__SET EXERCISE__. Retype each line exactly. Skip images.

#### STORED RECORDS ####

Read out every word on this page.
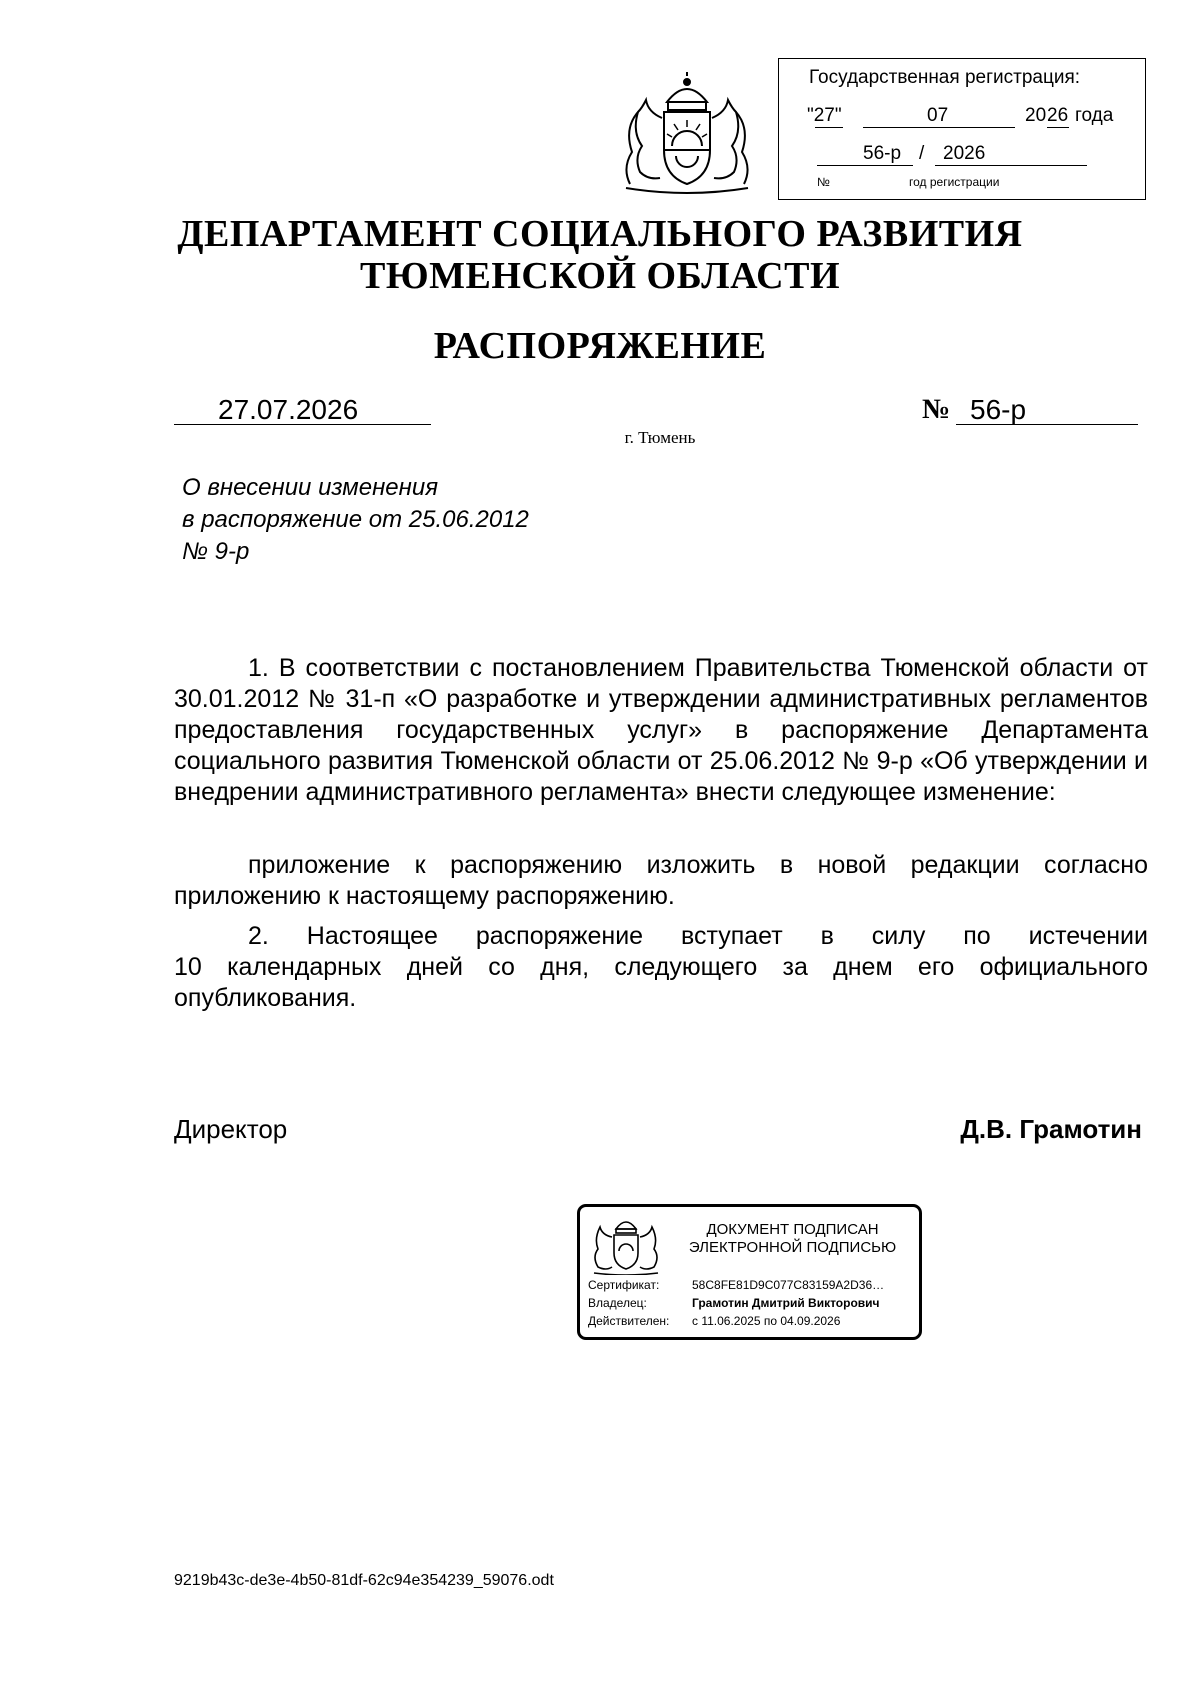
Государственная регистрация:
"27"	07	20 26 года
56-р / 2026
№	год регистрации
ДЕПАРТАМЕНТ СОЦИАЛЬНОГО РАЗВИТИЯ
ТЮМЕНСКОЙ ОБЛАСТИ
РАСПОРЯЖЕНИЕ
27.07.2026	№ 56-р
г. Тюмень
О внесении изменения
в распоряжение от 25.06.2012
№ 9-р

1. В соответствии с постановлением Правительства Тюменской области от 30.01.2012 № 31-п «О разработке и утверждении административных регламентов предоставления государственных услуг» в распоряжение Департамента социального развития Тюменской области от 25.06.2012 № 9-р «Об утверждении и внедрении административного регламента» внести следующее изменение:

приложение к распоряжению изложить в новой редакции согласно приложению к настоящему распоряжению.

2. Настоящее распоряжение вступает в силу по истечении

10 календарных дней со дня, следующего за днем его официального опубликования.

Директор	Д.В. Грамотин
ДОКУМЕНТ ПОДПИСАН
ЭЛЕКТРОННОЙ ПОДПИСЬЮ
Сертификат:	58C8FE81D9C077C83159A2D36…
Владелец:	Грамотин Дмитрий Викторович
Действителен: с 11.06.2025 по 04.09.2026
9219b43c-de3e-4b50-81df-62c94e354239_59076.odt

####

__ANSWER TO THIS PROBLEM__.
Read out every word on this page.
Государственная регистрация:
"27"	07	20 26 года
56-р / 2026
№	год регистрации
ДЕПАРТАМЕНТ СОЦИАЛЬНОГО РАЗВИТИЯ
ТЮМЕНСКОЙ ОБЛАСТИ
РАСПОРЯЖЕНИЕ
27.07.2026	№ 56-р
г. Тюмень
О внесении изменения
в распоряжение от 25.06.2012
№ 9-р

1. В соответствии с постановлением Правительства Тюменской области от 30.01.2012 № 31-п «О разработке и утверждении административных регламентов предоставления государственных услуг» в распоряжение Департамента социального развития Тюменской области от 25.06.2012 № 9-р «Об утверждении и внедрении административного регламента» внести следующее изменение:

приложение к распоряжению изложить в новой редакции согласно приложению к настоящему распоряжению.

2. Настоящее распоряжение вступает в силу по истечении

10 календарных дней со дня, следующего за днем его официального опубликования.

Директор	Д.В. Грамотин
ДОКУМЕНТ ПОДПИСАН
ЭЛЕКТРОННОЙ ПОДПИСЬЮ
Сертификат:	58C8FE81D9C077C83159A2D36…
Владелец:	Грамотин Дмитрий Викторович
Действителен: с 11.06.2025 по 04.09.2026
9219b43c-de3e-4b50-81df-62c94e354239_59076.odt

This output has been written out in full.